## [Goal]
Read through the entries below and return each line with the word "eller".

(Extracted records)
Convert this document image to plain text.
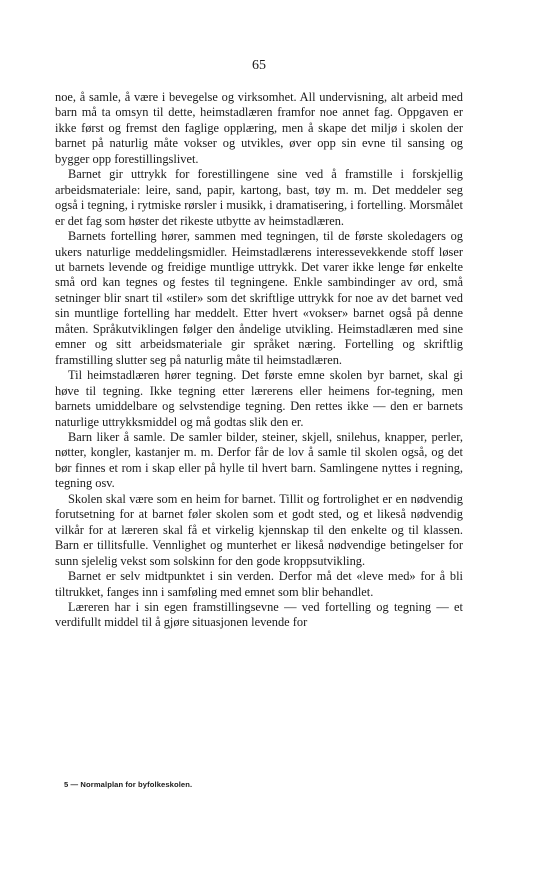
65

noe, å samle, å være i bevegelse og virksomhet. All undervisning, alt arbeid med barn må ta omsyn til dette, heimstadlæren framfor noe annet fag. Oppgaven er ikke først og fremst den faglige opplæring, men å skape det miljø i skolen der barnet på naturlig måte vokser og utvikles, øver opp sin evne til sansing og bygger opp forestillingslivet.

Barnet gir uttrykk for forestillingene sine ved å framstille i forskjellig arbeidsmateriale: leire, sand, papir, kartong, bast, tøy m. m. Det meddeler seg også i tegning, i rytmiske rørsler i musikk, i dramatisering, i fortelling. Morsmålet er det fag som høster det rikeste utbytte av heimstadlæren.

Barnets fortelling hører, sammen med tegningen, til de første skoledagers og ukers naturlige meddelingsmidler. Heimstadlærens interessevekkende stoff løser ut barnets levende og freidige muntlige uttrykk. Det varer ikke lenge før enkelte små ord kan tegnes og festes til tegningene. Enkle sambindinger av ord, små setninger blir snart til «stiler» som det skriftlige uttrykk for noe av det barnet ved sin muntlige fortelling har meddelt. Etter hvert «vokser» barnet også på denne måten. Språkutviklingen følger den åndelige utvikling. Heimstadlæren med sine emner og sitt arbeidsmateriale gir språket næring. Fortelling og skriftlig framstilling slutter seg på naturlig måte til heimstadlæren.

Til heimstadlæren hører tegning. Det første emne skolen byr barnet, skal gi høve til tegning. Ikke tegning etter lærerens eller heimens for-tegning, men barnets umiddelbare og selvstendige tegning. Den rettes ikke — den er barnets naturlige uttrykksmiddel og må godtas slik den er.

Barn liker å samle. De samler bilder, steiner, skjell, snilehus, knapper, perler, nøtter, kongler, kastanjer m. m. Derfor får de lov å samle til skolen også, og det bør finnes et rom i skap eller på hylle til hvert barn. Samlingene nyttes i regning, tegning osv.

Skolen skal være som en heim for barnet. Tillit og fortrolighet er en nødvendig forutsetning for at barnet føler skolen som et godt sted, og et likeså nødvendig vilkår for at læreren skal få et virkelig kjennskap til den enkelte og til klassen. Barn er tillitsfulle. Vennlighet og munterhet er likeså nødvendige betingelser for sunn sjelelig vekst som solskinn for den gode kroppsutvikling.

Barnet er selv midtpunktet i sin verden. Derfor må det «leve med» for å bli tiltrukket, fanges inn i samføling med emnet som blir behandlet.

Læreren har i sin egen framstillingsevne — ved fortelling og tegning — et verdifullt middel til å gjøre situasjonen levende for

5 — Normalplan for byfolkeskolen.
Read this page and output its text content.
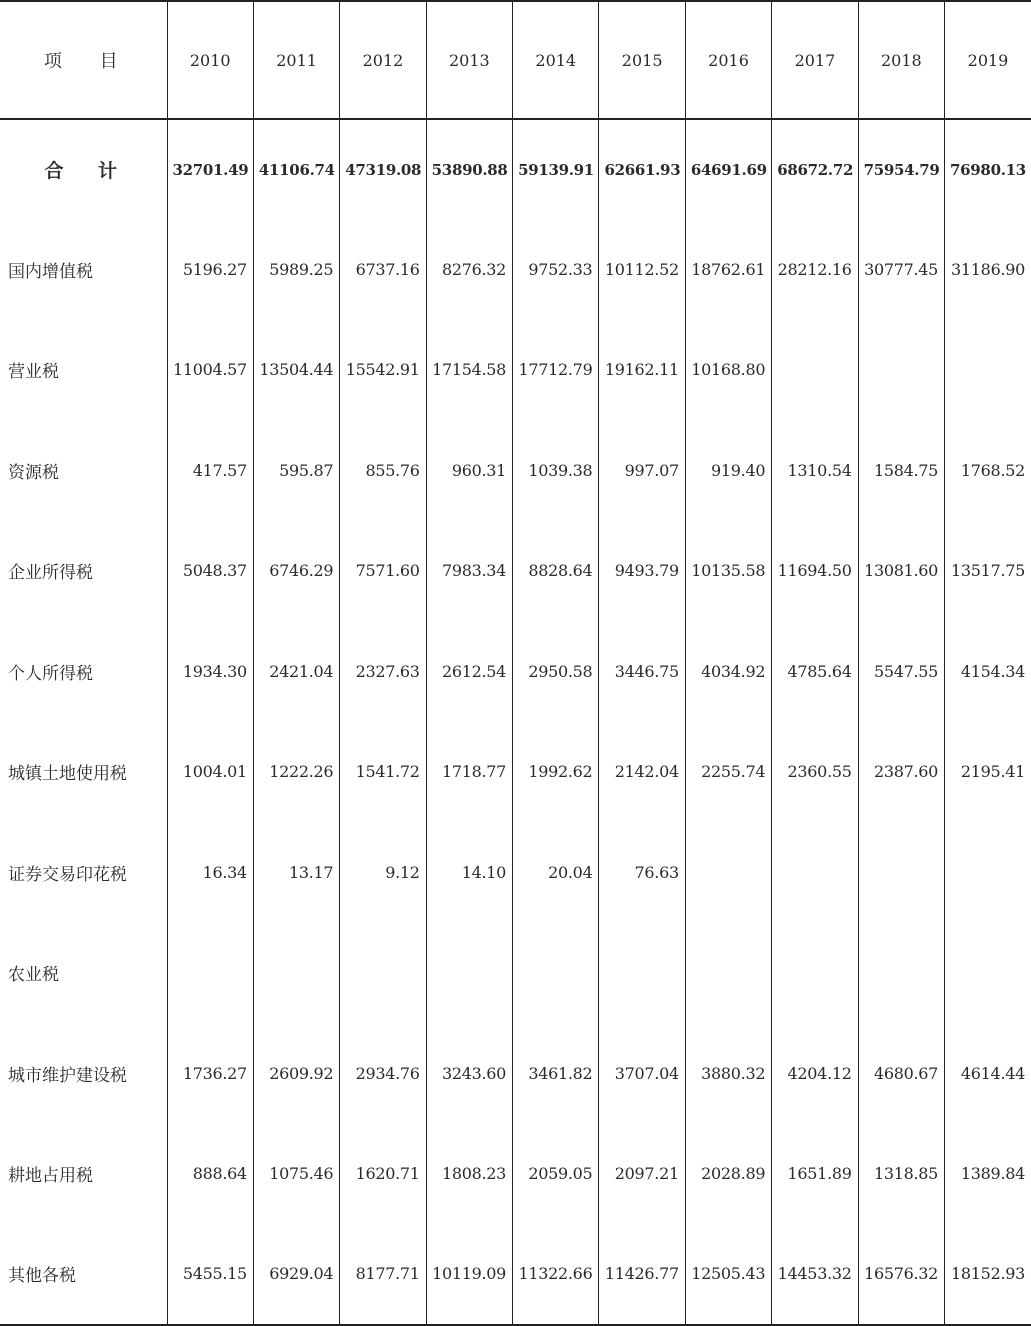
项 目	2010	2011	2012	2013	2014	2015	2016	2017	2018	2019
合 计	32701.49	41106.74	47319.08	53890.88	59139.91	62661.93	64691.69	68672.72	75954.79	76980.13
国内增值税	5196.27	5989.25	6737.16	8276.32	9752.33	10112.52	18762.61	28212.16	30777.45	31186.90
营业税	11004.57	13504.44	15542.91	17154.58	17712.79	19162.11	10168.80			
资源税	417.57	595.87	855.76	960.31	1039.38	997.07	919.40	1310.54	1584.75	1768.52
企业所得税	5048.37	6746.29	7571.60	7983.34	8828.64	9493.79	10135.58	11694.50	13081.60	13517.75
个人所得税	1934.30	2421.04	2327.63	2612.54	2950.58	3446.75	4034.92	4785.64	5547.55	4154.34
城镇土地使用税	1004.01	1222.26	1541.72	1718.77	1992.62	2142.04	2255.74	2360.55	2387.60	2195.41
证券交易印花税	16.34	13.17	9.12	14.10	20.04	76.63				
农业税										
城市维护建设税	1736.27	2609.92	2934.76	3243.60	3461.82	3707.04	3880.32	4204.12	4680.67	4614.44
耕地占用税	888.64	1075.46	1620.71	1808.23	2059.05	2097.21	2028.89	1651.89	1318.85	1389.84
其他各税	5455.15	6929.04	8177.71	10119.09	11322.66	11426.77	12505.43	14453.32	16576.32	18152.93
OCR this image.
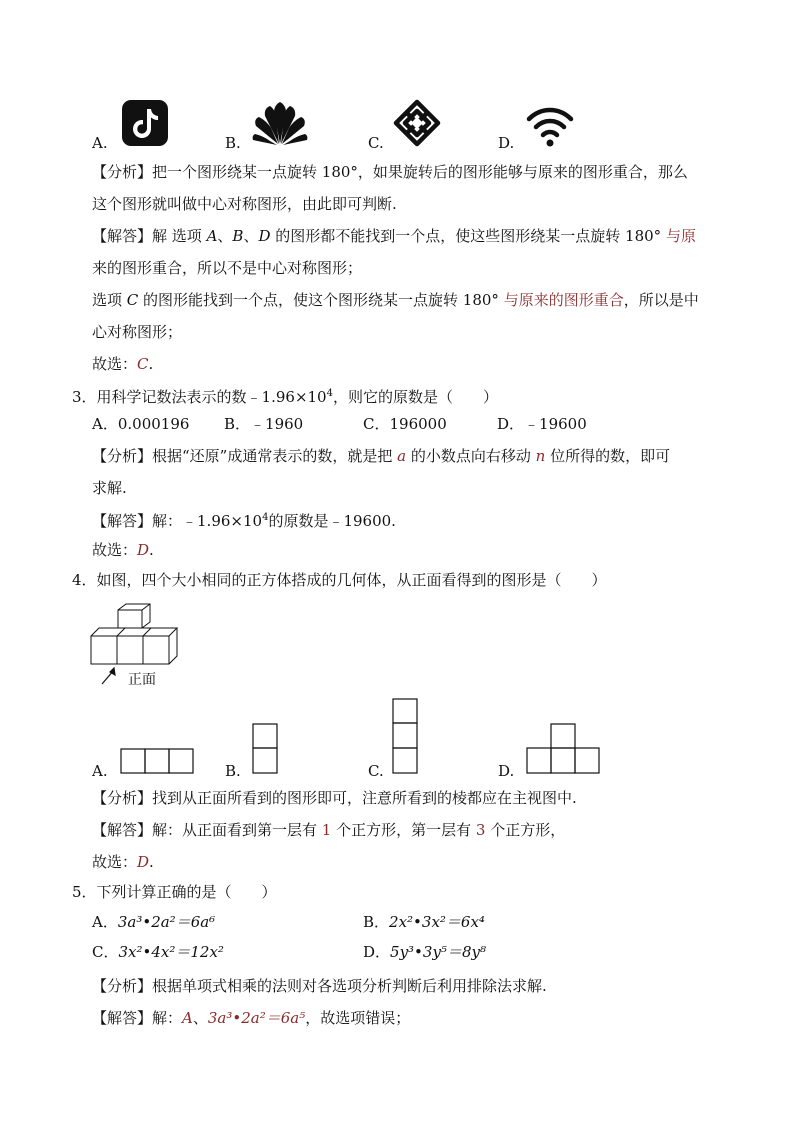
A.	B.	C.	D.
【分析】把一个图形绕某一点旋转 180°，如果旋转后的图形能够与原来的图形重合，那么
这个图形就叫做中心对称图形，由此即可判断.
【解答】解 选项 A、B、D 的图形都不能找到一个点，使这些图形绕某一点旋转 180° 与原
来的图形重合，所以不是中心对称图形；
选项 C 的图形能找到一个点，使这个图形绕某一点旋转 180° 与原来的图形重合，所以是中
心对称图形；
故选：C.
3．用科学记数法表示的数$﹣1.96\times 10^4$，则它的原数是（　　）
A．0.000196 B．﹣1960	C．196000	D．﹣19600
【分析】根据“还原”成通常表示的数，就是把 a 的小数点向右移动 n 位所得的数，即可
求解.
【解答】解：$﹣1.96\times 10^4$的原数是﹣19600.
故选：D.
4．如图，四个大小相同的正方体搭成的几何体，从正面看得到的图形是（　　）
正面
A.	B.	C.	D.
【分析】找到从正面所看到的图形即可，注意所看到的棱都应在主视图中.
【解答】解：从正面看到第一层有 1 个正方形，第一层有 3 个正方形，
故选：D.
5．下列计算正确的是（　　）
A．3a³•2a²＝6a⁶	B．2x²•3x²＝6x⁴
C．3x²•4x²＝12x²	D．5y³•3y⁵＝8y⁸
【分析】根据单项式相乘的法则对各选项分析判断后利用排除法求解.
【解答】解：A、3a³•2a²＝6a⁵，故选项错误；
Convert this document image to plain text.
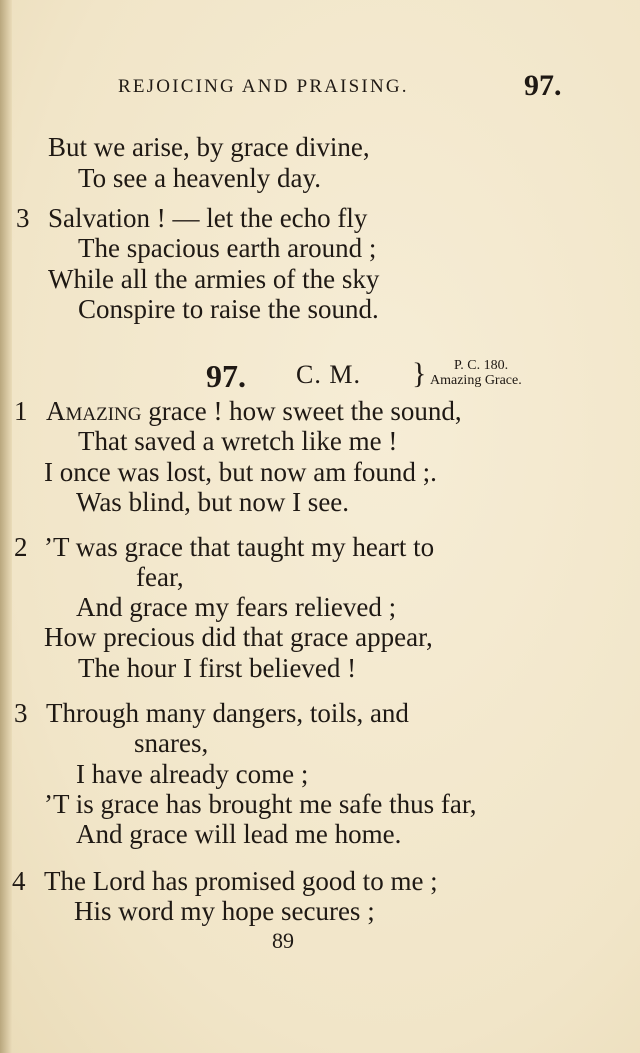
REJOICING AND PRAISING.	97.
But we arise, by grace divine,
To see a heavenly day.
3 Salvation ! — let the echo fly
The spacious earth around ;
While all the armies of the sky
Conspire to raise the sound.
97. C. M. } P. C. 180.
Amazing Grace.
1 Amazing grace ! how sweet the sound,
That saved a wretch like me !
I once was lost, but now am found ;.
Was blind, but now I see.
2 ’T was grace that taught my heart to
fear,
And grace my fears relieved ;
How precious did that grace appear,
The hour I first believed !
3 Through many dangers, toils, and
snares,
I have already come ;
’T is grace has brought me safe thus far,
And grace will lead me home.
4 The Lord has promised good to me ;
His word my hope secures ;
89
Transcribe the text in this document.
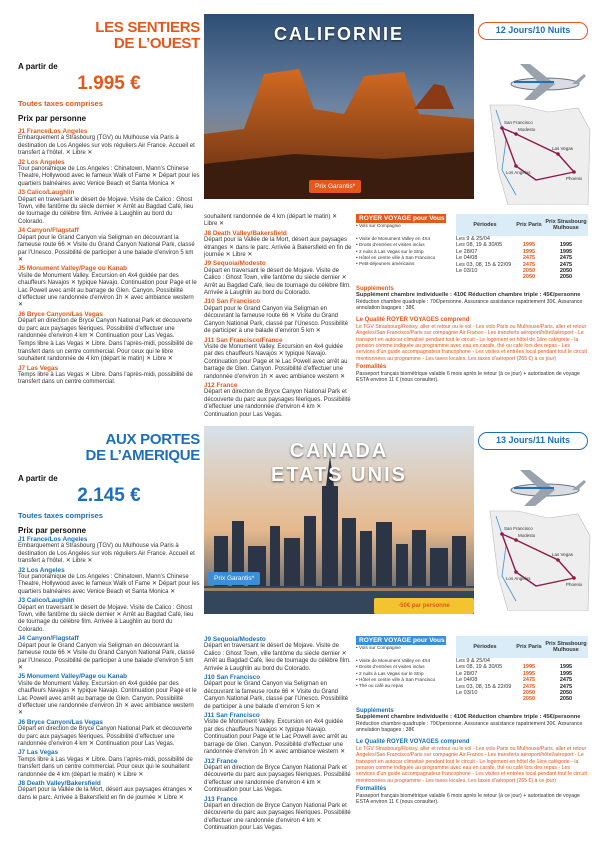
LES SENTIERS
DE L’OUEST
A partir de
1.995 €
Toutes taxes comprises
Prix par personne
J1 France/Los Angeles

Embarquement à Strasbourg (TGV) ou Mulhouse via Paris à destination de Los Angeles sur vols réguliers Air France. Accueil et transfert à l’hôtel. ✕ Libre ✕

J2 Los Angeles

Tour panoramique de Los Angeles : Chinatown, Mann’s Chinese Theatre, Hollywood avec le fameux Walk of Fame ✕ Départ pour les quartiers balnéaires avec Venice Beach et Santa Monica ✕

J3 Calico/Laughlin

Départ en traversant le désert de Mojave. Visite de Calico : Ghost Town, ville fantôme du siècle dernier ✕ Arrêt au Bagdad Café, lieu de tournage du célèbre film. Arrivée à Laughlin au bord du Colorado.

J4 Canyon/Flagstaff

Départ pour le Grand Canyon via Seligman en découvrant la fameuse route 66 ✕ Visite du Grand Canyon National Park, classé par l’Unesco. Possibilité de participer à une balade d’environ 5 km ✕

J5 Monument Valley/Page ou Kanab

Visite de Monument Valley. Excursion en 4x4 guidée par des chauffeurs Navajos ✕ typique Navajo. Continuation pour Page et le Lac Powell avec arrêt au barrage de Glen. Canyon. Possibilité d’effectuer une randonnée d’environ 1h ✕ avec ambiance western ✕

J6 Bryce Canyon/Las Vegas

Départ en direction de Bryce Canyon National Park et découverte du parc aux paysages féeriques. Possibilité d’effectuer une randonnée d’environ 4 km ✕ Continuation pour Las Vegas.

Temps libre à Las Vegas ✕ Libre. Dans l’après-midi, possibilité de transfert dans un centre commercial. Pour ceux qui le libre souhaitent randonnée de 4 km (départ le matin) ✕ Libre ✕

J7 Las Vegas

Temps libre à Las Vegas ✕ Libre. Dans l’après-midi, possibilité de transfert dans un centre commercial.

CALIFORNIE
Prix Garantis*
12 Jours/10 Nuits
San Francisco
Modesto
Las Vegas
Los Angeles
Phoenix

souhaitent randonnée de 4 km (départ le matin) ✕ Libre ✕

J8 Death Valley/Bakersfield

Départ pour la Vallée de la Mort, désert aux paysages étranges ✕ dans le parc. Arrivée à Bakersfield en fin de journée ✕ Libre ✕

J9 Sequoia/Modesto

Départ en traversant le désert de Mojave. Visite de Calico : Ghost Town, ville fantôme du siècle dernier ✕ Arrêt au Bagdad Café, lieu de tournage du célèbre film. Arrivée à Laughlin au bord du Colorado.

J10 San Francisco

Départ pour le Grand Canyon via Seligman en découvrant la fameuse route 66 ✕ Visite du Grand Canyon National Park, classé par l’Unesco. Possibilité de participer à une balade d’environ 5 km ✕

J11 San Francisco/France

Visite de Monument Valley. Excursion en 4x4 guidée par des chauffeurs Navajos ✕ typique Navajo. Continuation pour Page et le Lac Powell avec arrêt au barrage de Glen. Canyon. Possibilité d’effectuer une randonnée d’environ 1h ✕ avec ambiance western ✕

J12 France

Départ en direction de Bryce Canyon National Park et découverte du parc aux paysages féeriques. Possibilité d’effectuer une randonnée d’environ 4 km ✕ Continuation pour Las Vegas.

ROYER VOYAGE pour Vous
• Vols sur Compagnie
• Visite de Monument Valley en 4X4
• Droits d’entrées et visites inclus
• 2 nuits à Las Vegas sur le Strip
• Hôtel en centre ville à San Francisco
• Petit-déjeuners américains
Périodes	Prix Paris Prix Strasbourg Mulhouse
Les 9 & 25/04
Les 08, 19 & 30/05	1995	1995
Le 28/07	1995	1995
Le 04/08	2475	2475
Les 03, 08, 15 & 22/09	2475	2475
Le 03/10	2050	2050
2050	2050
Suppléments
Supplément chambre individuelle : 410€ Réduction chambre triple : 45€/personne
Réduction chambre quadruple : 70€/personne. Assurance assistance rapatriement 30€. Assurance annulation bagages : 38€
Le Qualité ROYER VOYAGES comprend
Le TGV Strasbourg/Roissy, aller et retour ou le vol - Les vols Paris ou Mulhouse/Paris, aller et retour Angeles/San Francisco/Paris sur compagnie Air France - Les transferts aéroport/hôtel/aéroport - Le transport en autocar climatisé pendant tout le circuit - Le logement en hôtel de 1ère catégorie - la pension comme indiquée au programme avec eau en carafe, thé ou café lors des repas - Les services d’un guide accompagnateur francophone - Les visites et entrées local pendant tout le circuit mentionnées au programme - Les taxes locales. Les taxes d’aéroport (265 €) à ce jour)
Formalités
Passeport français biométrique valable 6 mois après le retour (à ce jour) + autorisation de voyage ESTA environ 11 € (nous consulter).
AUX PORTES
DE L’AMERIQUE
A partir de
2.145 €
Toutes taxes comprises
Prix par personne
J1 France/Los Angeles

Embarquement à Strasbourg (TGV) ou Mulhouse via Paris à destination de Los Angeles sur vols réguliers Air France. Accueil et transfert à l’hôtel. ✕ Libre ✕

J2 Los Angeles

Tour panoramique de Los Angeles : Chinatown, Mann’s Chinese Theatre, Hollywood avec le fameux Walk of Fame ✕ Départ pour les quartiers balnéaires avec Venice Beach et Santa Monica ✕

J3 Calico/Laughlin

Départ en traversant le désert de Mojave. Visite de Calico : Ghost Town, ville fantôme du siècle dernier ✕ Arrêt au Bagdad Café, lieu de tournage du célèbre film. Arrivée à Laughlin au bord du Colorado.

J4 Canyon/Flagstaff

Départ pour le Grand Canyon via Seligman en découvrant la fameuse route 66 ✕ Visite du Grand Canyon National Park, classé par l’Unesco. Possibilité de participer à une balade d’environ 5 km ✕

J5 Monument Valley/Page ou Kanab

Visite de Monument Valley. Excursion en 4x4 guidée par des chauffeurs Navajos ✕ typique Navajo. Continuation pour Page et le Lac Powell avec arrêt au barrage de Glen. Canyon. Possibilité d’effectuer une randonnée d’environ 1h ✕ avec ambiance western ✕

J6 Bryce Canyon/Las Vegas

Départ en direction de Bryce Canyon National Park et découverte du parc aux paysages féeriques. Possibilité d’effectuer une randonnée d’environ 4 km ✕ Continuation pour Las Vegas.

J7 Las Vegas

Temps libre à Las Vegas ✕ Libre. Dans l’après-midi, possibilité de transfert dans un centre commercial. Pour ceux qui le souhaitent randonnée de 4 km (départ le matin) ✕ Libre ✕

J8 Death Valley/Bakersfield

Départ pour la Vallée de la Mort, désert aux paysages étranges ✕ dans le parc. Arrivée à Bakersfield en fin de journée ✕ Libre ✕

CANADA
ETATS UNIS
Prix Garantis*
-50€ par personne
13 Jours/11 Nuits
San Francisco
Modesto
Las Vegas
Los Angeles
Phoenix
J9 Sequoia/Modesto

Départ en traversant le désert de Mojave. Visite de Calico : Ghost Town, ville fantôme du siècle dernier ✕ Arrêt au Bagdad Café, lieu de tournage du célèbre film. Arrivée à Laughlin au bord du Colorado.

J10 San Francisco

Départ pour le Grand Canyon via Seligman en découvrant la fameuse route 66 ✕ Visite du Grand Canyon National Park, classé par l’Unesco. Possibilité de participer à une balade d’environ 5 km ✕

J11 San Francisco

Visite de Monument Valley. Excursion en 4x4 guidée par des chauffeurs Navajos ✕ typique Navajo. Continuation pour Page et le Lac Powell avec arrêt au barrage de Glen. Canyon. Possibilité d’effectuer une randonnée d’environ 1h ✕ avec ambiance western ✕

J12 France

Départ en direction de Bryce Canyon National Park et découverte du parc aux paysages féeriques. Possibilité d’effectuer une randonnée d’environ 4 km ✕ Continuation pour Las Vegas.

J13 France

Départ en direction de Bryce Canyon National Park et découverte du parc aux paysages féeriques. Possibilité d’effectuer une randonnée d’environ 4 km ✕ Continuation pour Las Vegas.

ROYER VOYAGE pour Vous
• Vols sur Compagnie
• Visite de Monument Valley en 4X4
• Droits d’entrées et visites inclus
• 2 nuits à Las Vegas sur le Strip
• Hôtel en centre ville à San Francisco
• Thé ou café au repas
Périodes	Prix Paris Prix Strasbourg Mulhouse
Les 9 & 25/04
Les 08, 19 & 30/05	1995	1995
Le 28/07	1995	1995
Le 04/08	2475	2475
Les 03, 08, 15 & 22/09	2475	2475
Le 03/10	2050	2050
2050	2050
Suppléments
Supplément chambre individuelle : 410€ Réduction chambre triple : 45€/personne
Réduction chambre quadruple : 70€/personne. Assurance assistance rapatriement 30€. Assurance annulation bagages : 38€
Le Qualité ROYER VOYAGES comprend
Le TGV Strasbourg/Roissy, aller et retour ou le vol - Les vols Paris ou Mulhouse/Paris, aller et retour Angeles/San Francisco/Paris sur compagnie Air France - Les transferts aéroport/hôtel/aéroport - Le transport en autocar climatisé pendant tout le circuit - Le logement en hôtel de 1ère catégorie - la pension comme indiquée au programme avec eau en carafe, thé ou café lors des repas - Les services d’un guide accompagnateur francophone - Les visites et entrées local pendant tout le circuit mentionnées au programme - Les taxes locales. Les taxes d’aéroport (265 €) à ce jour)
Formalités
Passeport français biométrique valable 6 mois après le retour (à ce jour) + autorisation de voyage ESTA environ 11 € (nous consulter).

## [Full answer]
Til heimstadlæren hører tegning. Det første emne skolen byr barnet, skal gi høve til tegning. Ikke tegning etter lærerens eller heimens for-tegning, men barnets umiddelbare og selvstendige tegning. Den rettes ikke — den er barnets naturlige uttrykksmiddel og må godtas slik den er.
Barn liker å samle. De samler bilder, steiner, skjell, snilehus, knapper, perler, nøtter, kongler, kastanjer m. m. Derfor får de lov å samle til skolen også, og det bør finnes et rom i skap eller på hylle til hvert barn. Samlingene nyttes i regning, tegning osv.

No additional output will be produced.